Record list:

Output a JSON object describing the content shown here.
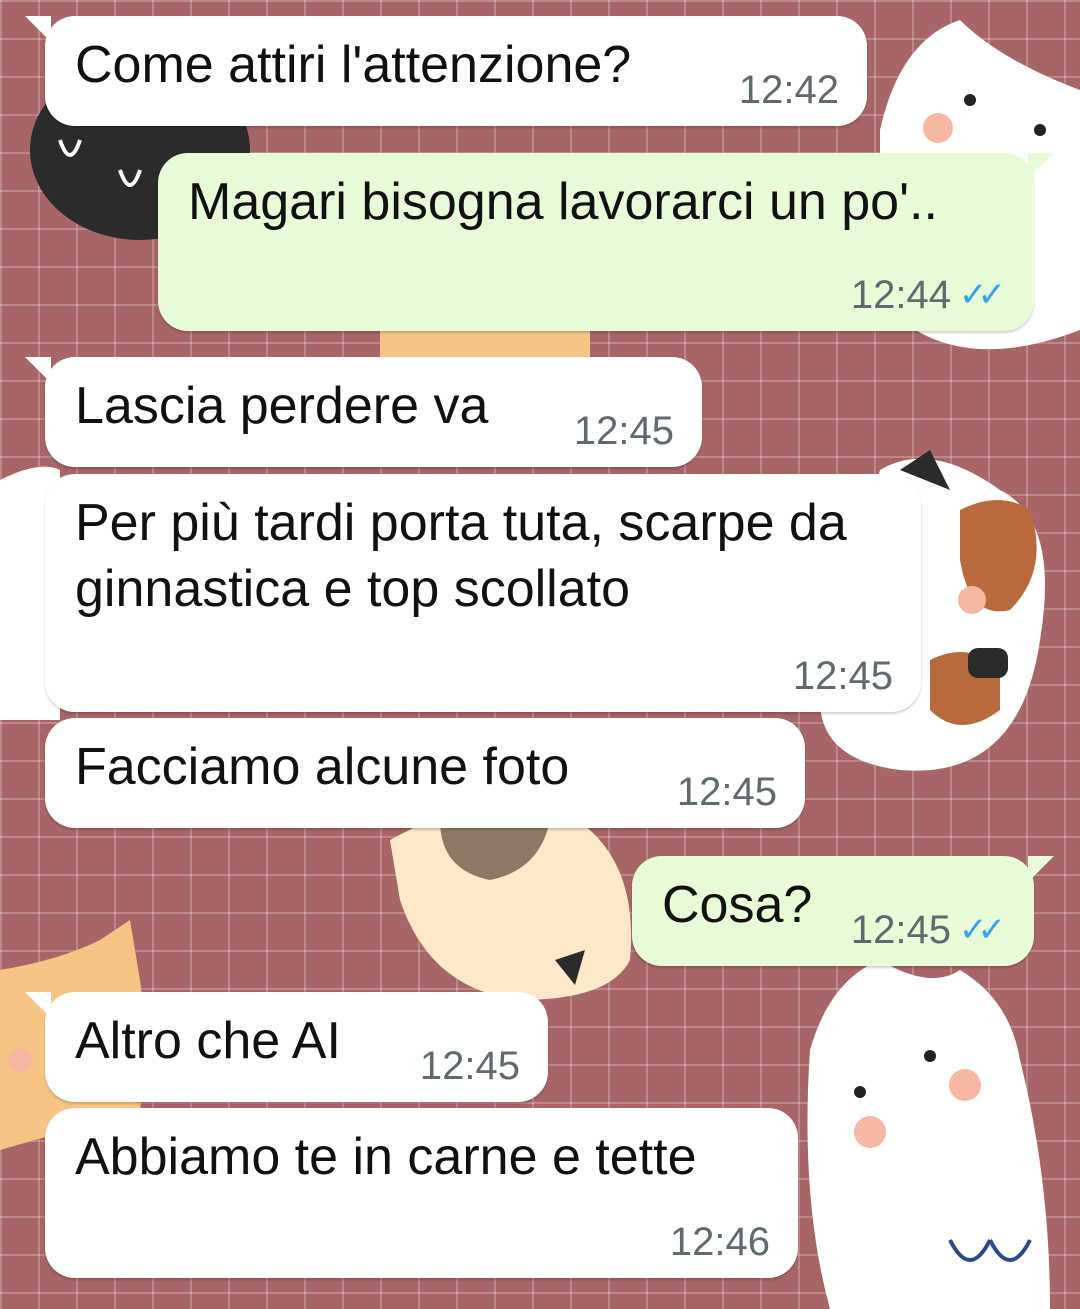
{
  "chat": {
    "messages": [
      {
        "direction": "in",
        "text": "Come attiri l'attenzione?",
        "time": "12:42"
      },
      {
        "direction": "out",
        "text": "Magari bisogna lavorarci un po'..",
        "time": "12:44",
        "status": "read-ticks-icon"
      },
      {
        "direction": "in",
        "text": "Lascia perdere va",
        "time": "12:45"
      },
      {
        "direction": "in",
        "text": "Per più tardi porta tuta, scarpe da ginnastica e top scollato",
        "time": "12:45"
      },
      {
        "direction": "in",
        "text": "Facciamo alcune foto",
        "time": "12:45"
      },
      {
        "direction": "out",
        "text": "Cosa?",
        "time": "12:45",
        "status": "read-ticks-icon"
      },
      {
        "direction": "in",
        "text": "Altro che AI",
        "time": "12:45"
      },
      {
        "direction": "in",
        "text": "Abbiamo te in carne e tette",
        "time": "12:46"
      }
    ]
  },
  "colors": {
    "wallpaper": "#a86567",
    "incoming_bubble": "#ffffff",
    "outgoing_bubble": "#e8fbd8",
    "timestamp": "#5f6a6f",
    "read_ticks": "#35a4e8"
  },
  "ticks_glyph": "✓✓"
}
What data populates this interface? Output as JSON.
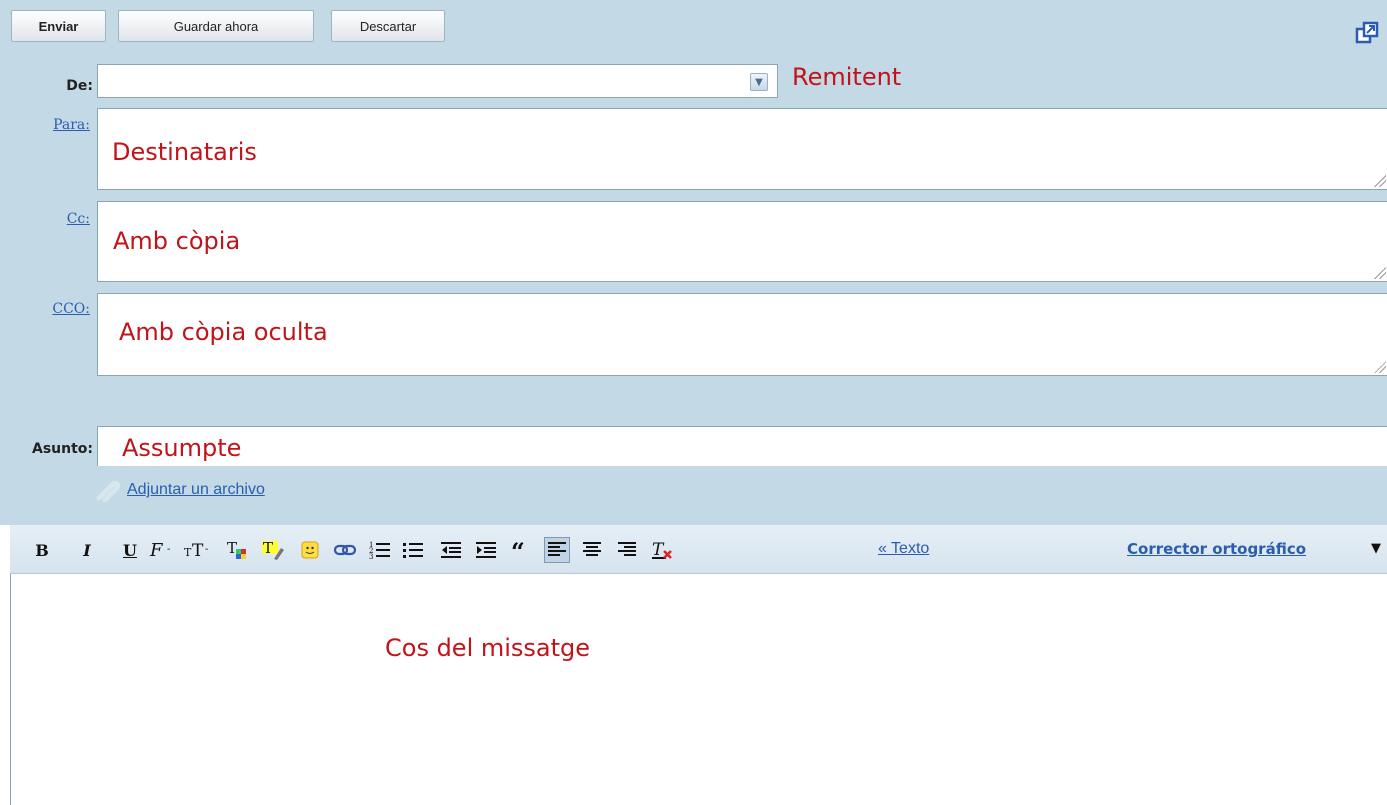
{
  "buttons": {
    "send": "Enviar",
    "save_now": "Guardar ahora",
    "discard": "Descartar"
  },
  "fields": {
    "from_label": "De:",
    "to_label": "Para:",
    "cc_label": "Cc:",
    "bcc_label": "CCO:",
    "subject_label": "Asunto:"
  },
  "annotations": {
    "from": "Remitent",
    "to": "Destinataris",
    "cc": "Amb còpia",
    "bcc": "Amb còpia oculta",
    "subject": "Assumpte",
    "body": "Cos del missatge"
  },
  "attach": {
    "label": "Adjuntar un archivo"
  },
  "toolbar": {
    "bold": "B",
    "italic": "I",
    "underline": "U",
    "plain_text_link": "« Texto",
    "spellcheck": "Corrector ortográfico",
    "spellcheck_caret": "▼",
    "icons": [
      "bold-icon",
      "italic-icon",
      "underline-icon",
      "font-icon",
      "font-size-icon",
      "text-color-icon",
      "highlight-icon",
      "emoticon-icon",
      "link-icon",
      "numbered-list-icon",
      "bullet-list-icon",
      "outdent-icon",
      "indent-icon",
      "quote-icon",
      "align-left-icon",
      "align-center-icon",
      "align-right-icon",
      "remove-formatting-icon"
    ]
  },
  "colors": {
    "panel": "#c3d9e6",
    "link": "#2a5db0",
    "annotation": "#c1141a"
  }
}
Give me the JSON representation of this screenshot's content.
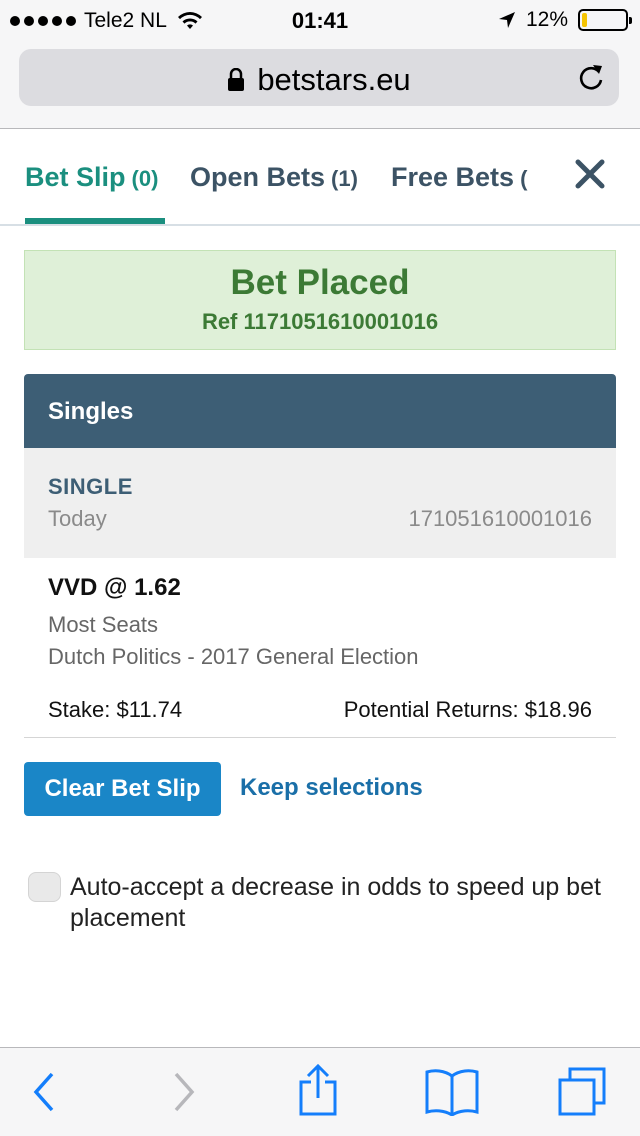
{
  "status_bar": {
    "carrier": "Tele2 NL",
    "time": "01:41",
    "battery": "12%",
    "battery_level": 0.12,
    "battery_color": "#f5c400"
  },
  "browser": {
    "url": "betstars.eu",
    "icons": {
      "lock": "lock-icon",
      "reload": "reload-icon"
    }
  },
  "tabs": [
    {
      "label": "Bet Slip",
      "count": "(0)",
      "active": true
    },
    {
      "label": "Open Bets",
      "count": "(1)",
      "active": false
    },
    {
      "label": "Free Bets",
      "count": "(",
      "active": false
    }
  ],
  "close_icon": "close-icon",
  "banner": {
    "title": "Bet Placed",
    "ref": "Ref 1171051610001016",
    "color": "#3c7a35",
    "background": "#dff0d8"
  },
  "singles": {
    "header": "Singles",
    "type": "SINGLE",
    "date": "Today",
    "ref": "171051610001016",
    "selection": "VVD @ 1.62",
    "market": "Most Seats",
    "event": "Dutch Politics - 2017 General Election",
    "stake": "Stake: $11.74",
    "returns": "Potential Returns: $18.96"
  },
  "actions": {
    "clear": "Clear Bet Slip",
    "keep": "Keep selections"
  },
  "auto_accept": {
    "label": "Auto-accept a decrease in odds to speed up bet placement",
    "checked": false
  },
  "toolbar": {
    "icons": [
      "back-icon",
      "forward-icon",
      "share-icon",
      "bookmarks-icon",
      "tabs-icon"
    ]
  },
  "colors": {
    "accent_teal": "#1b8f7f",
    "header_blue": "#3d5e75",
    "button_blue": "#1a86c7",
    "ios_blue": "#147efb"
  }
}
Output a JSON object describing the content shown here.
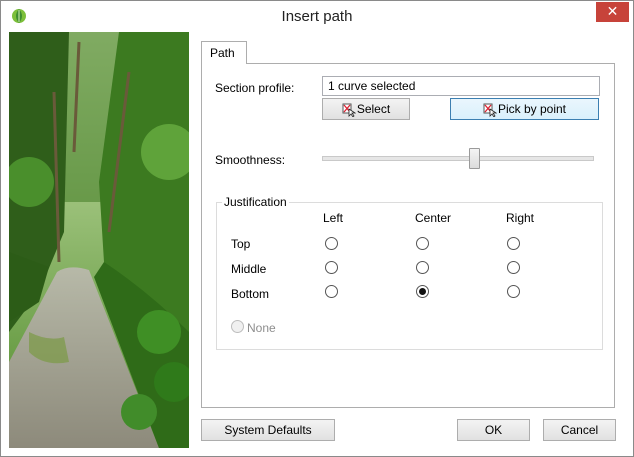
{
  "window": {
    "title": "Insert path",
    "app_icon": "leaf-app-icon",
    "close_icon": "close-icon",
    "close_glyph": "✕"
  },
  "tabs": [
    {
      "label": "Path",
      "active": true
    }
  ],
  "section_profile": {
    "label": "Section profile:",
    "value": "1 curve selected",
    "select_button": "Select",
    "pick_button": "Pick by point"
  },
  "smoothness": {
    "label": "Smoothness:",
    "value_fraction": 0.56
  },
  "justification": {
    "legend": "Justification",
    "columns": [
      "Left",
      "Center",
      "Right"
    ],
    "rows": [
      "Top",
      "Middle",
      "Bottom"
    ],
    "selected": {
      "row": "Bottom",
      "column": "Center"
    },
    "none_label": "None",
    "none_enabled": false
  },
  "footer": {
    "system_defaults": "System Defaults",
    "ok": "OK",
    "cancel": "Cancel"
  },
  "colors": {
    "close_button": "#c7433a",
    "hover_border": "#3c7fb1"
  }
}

Exercise brief: Copy the entries exactly. Leave out the images.

Exercise answer:
Output a JSON object describing the content shown here.
{
  "chat": {
    "messages": [
      {
        "direction": "in",
        "text": "Come attiri l'attenzione?",
        "time": "12:42"
      },
      {
        "direction": "out",
        "text": "Magari bisogna lavorarci un po'..",
        "time": "12:44",
        "status": "read-ticks-icon"
      },
      {
        "direction": "in",
        "text": "Lascia perdere va",
        "time": "12:45"
      },
      {
        "direction": "in",
        "text": "Per più tardi porta tuta, scarpe da ginnastica e top scollato",
        "time": "12:45"
      },
      {
        "direction": "in",
        "text": "Facciamo alcune foto",
        "time": "12:45"
      },
      {
        "direction": "out",
        "text": "Cosa?",
        "time": "12:45",
        "status": "read-ticks-icon"
      },
      {
        "direction": "in",
        "text": "Altro che AI",
        "time": "12:45"
      },
      {
        "direction": "in",
        "text": "Abbiamo te in carne e tette",
        "time": "12:46"
      }
    ]
  },
  "colors": {
    "wallpaper": "#a86567",
    "incoming_bubble": "#ffffff",
    "outgoing_bubble": "#e8fbd8",
    "timestamp": "#5f6a6f",
    "read_ticks": "#35a4e8"
  },
  "ticks_glyph": "✓✓"
}
What data populates this interface? Output as JSON.
{
  "buttons": {
    "send": "Enviar",
    "save_now": "Guardar ahora",
    "discard": "Descartar"
  },
  "fields": {
    "from_label": "De:",
    "to_label": "Para:",
    "cc_label": "Cc:",
    "bcc_label": "CCO:",
    "subject_label": "Asunto:"
  },
  "annotations": {
    "from": "Remitent",
    "to": "Destinataris",
    "cc": "Amb còpia",
    "bcc": "Amb còpia oculta",
    "subject": "Assumpte",
    "body": "Cos del missatge"
  },
  "attach": {
    "label": "Adjuntar un archivo"
  },
  "toolbar": {
    "bold": "B",
    "italic": "I",
    "underline": "U",
    "plain_text_link": "« Texto",
    "spellcheck": "Corrector ortográfico",
    "spellcheck_caret": "▼",
    "icons": [
      "bold-icon",
      "italic-icon",
      "underline-icon",
      "font-icon",
      "font-size-icon",
      "text-color-icon",
      "highlight-icon",
      "emoticon-icon",
      "link-icon",
      "numbered-list-icon",
      "bullet-list-icon",
      "outdent-icon",
      "indent-icon",
      "quote-icon",
      "align-left-icon",
      "align-center-icon",
      "align-right-icon",
      "remove-formatting-icon"
    ]
  },
  "colors": {
    "panel": "#c3d9e6",
    "link": "#2a5db0",
    "annotation": "#c1141a"
  }
}
Give me the JSON representation of this screenshot's content.
{
  "status_bar": {
    "carrier": "Tele2 NL",
    "time": "01:41",
    "battery": "12%",
    "battery_level": 0.12,
    "battery_color": "#f5c400"
  },
  "browser": {
    "url": "betstars.eu",
    "icons": {
      "lock": "lock-icon",
      "reload": "reload-icon"
    }
  },
  "tabs": [
    {
      "label": "Bet Slip",
      "count": "(0)",
      "active": true
    },
    {
      "label": "Open Bets",
      "count": "(1)",
      "active": false
    },
    {
      "label": "Free Bets",
      "count": "(",
      "active": false
    }
  ],
  "close_icon": "close-icon",
  "banner": {
    "title": "Bet Placed",
    "ref": "Ref 1171051610001016",
    "color": "#3c7a35",
    "background": "#dff0d8"
  },
  "singles": {
    "header": "Singles",
    "type": "SINGLE",
    "date": "Today",
    "ref": "171051610001016",
    "selection": "VVD @ 1.62",
    "market": "Most Seats",
    "event": "Dutch Politics - 2017 General Election",
    "stake": "Stake: $11.74",
    "returns": "Potential Returns: $18.96"
  },
  "actions": {
    "clear": "Clear Bet Slip",
    "keep": "Keep selections"
  },
  "auto_accept": {
    "label": "Auto-accept a decrease in odds to speed up bet placement",
    "checked": false
  },
  "toolbar": {
    "icons": [
      "back-icon",
      "forward-icon",
      "share-icon",
      "bookmarks-icon",
      "tabs-icon"
    ]
  },
  "colors": {
    "accent_teal": "#1b8f7f",
    "header_blue": "#3d5e75",
    "button_blue": "#1a86c7",
    "ios_blue": "#147efb"
  }
}
Output a JSON object describing the content shown here.
{
  "window": {
    "title": "Insert path",
    "app_icon": "leaf-app-icon",
    "close_icon": "close-icon",
    "close_glyph": "✕"
  },
  "tabs": [
    {
      "label": "Path",
      "active": true
    }
  ],
  "section_profile": {
    "label": "Section profile:",
    "value": "1 curve selected",
    "select_button": "Select",
    "pick_button": "Pick by point"
  },
  "smoothness": {
    "label": "Smoothness:",
    "value_fraction": 0.56
  },
  "justification": {
    "legend": "Justification",
    "columns": [
      "Left",
      "Center",
      "Right"
    ],
    "rows": [
      "Top",
      "Middle",
      "Bottom"
    ],
    "selected": {
      "row": "Bottom",
      "column": "Center"
    },
    "none_label": "None",
    "none_enabled": false
  },
  "footer": {
    "system_defaults": "System Defaults",
    "ok": "OK",
    "cancel": "Cancel"
  },
  "colors": {
    "close_button": "#c7433a",
    "hover_border": "#3c7fb1"
  }
}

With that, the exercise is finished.